**GIVEN EXERCISE**
Every line containing the word "populates" needs to be found and copied.
begin GIVEN RECORDS
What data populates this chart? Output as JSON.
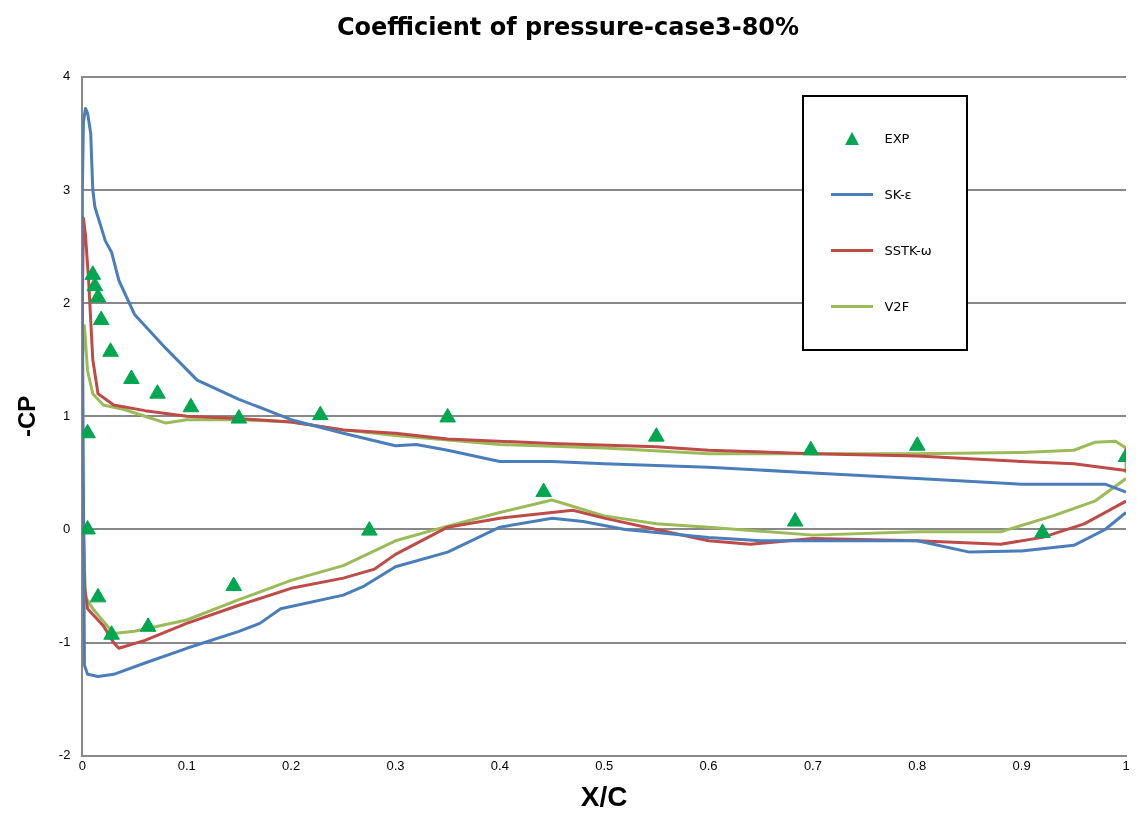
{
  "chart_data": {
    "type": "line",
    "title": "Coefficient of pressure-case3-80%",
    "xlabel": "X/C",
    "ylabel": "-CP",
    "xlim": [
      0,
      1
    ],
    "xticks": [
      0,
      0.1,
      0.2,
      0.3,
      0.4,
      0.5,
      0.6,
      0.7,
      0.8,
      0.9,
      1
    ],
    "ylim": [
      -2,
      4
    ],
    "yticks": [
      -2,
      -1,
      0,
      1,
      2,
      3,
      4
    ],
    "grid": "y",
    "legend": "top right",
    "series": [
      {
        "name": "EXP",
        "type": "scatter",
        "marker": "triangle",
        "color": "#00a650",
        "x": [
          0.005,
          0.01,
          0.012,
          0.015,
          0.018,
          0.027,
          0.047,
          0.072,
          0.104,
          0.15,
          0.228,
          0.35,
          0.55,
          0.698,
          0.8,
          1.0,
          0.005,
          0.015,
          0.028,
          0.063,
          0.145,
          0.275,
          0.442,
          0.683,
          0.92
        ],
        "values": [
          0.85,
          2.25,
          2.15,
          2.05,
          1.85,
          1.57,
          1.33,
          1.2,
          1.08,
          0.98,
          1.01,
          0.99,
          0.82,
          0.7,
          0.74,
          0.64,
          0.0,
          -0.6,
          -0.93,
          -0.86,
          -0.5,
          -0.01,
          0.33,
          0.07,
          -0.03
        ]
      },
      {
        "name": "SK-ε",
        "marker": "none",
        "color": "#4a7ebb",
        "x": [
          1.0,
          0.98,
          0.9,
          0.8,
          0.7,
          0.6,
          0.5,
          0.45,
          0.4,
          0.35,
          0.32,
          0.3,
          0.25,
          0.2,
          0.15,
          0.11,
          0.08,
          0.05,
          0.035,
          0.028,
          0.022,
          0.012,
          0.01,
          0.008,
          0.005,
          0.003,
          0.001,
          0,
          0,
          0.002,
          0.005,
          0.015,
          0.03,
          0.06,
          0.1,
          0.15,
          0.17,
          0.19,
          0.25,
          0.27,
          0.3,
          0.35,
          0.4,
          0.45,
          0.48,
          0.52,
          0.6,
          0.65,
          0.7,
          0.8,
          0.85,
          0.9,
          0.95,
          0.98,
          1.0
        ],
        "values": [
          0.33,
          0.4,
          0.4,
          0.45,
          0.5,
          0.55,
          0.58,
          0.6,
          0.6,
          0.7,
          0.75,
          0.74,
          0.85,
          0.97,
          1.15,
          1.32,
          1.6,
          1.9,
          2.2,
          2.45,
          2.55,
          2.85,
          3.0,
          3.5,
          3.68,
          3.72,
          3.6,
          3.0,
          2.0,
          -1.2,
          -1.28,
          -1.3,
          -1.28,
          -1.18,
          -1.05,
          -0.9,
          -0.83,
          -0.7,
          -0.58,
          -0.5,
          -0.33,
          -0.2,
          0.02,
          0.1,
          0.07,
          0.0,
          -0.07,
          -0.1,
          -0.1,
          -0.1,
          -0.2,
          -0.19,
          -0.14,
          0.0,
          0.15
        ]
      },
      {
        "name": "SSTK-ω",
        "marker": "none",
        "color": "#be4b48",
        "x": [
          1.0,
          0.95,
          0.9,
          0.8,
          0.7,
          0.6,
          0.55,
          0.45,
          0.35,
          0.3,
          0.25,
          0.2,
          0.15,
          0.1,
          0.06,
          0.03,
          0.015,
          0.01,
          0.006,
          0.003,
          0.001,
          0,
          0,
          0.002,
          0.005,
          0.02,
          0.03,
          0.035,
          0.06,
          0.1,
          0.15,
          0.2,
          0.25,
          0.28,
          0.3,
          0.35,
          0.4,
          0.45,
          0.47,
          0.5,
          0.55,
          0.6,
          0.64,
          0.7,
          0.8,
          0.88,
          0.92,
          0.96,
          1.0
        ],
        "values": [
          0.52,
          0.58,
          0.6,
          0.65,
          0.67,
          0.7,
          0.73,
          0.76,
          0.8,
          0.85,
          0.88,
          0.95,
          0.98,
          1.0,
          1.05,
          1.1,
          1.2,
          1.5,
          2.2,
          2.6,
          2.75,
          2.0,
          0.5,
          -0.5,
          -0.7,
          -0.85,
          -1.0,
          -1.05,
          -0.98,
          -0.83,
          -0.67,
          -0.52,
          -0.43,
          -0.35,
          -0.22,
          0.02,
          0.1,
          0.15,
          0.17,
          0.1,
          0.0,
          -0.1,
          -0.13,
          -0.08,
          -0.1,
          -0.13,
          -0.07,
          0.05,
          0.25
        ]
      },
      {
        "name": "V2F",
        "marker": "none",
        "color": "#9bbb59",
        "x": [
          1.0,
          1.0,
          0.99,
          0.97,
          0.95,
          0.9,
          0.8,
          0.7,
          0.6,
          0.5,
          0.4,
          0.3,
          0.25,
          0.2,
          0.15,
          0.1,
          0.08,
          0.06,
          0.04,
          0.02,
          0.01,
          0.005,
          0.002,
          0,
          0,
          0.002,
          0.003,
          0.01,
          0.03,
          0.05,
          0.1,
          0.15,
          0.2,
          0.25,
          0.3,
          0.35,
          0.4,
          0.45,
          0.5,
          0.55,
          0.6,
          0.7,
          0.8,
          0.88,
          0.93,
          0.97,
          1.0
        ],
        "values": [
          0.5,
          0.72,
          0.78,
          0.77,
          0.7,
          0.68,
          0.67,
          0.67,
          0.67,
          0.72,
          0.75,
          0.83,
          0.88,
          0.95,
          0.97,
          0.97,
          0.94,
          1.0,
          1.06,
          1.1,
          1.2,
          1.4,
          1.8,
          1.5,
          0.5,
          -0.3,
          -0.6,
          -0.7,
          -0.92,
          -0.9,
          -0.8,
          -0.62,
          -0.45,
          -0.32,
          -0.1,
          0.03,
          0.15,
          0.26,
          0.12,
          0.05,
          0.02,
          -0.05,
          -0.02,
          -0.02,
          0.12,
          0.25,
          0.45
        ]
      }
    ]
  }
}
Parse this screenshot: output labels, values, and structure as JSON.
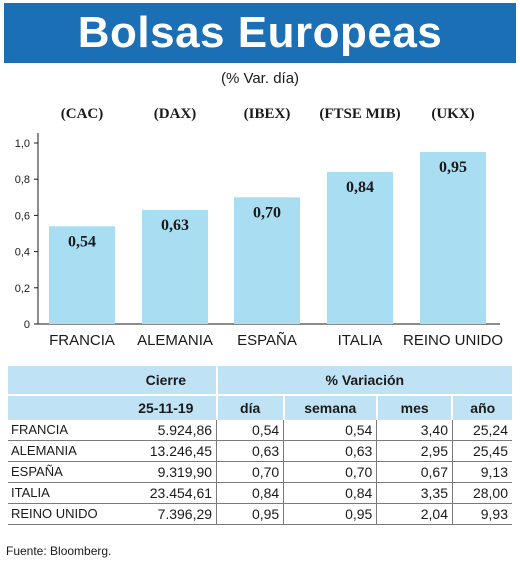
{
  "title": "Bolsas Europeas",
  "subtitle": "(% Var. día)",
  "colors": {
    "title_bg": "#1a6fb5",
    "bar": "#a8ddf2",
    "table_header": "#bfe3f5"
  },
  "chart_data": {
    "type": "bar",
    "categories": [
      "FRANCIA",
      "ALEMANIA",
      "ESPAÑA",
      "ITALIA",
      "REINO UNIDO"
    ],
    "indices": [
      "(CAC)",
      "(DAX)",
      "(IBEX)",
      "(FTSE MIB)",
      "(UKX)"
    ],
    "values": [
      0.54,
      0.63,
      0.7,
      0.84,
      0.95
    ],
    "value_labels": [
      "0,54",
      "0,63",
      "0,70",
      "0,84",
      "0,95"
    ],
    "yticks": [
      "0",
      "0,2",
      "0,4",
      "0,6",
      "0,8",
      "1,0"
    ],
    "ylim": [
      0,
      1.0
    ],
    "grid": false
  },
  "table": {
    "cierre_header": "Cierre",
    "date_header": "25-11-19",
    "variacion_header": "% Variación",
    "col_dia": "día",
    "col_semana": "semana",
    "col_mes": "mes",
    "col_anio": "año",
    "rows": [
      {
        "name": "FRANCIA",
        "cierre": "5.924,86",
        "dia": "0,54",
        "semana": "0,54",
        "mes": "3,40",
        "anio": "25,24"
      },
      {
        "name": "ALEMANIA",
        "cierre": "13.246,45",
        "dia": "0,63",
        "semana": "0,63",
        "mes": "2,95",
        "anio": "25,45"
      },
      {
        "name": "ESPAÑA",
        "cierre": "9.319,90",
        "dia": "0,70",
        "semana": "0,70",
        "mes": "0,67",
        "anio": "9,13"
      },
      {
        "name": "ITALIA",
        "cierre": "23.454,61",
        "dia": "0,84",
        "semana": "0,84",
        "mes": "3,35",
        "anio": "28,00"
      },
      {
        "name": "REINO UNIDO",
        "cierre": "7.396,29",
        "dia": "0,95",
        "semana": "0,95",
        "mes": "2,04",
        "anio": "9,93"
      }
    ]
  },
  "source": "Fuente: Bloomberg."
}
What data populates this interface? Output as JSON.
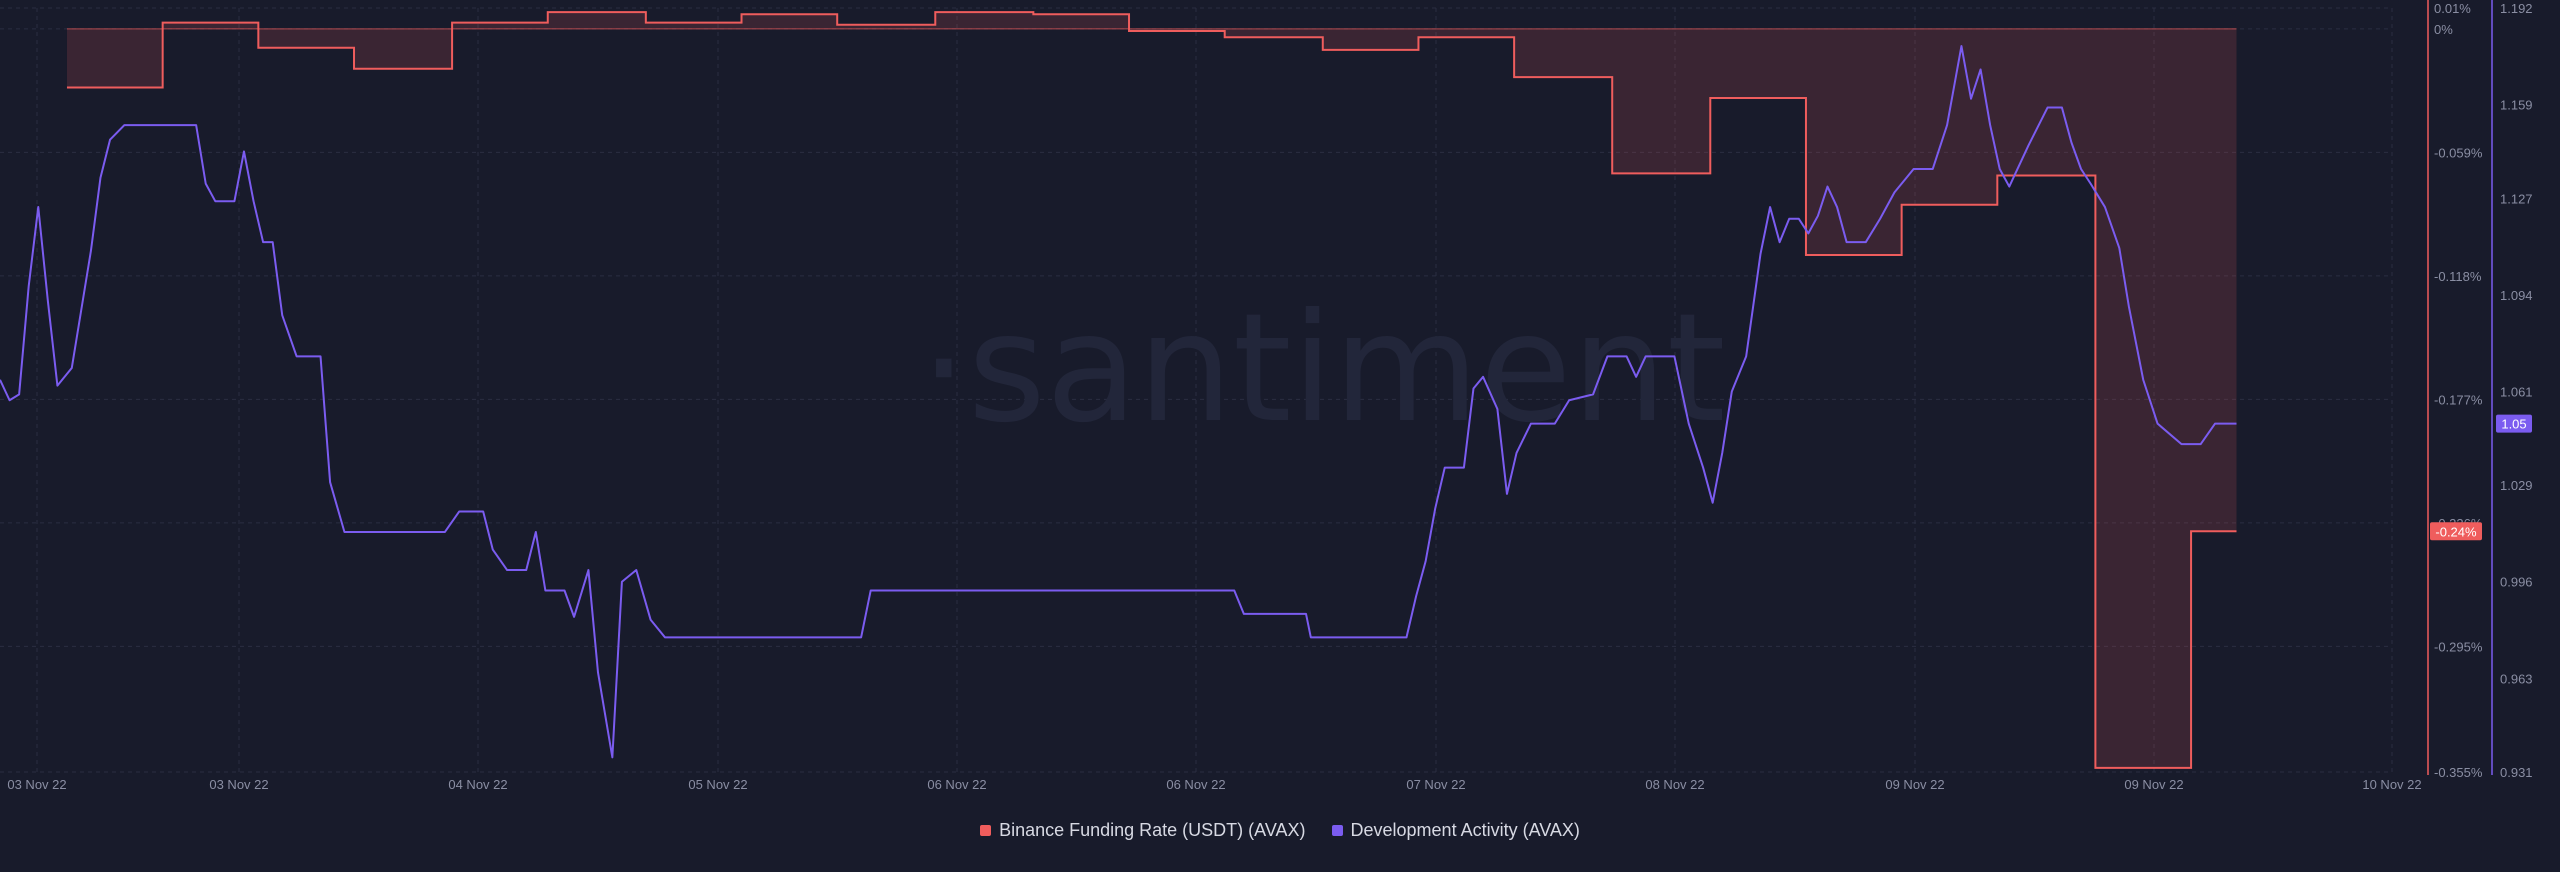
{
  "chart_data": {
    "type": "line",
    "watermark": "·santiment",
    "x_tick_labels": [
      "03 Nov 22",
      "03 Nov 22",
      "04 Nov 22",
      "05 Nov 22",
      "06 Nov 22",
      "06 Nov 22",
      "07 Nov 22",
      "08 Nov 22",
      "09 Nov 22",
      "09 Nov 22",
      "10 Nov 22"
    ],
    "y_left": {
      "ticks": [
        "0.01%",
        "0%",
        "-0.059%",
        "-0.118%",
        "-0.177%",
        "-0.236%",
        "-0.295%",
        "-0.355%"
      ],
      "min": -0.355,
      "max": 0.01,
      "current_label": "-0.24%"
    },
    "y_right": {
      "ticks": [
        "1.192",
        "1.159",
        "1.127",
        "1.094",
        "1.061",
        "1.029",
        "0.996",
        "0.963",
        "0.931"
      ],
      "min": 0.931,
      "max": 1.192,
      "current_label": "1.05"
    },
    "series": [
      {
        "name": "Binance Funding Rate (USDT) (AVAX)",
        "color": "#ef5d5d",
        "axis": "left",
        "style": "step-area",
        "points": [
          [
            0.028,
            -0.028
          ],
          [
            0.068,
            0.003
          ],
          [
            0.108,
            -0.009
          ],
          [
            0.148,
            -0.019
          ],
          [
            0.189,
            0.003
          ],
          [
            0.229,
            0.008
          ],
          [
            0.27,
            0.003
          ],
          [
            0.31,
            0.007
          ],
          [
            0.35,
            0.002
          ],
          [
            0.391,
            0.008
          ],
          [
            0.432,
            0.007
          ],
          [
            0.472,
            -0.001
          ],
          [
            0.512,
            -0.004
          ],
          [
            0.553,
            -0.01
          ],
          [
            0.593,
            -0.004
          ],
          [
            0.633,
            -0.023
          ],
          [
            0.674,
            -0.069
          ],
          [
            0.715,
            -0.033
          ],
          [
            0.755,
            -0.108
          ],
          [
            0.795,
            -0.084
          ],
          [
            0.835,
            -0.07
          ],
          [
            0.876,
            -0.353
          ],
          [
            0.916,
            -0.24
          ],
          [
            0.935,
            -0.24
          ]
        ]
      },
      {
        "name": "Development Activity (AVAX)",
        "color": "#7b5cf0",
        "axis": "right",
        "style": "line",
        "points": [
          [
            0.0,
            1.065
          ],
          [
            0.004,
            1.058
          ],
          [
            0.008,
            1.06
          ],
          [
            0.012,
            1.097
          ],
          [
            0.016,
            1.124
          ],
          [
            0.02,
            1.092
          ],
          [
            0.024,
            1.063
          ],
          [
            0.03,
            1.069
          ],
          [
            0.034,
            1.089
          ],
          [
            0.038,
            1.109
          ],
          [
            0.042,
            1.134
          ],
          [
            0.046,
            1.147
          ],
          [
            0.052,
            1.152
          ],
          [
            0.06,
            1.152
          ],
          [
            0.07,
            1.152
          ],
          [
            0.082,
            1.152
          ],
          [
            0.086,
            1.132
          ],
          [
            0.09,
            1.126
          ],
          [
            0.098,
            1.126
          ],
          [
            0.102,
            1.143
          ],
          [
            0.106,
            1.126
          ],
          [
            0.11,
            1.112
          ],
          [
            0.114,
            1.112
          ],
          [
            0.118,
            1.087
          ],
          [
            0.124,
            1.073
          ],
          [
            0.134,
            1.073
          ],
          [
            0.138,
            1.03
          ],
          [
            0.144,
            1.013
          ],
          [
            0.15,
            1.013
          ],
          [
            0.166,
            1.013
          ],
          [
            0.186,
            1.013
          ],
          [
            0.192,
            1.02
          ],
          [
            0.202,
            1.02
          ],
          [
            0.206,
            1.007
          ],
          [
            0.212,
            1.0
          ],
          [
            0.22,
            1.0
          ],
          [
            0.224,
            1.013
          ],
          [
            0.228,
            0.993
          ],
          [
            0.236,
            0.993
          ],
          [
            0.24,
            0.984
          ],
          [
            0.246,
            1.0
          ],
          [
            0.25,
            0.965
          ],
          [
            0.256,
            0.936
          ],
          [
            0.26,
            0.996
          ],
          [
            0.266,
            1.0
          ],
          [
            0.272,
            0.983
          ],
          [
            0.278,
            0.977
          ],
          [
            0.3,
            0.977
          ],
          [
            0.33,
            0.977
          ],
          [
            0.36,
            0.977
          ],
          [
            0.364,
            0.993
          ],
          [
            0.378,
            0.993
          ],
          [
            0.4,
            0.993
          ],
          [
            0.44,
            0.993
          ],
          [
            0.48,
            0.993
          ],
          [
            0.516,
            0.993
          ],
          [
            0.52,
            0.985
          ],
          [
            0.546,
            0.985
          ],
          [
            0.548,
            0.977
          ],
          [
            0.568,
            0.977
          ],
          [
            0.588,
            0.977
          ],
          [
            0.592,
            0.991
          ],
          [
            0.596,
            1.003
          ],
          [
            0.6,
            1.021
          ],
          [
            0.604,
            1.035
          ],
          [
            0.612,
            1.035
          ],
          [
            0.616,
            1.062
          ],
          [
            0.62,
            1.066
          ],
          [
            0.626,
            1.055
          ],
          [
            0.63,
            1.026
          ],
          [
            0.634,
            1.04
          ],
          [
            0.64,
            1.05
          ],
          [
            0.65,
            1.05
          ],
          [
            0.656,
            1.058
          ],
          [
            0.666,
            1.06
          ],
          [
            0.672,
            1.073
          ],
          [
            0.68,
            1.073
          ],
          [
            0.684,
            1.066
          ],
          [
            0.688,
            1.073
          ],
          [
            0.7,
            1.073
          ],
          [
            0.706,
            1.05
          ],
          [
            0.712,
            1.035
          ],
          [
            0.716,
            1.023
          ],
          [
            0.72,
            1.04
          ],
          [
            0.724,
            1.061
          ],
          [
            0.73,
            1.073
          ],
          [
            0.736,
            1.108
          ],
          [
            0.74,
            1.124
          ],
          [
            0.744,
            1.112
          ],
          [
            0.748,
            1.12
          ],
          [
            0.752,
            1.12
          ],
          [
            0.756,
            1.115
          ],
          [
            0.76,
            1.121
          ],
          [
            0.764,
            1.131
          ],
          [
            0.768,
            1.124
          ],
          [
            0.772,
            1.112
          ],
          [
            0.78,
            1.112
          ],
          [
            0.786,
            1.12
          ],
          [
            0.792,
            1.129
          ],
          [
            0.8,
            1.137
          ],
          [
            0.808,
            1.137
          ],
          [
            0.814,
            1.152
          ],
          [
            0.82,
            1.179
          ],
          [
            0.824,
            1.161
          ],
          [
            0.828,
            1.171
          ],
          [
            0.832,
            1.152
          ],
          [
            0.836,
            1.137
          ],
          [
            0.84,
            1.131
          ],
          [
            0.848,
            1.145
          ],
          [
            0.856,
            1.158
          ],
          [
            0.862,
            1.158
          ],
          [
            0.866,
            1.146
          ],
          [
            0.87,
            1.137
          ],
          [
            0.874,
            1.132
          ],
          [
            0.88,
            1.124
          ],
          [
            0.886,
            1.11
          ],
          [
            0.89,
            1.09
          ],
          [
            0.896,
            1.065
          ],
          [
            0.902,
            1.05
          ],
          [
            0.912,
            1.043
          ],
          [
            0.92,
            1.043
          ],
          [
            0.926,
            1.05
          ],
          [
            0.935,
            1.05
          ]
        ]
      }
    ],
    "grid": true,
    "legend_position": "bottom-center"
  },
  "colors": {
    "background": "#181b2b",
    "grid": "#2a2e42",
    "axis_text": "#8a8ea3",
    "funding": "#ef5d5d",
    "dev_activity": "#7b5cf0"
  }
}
end GIVEN RECORDS
**TASK RESPONSE**
What data populates this chart? Output as JSON.
What data populates this interface? Output as JSON.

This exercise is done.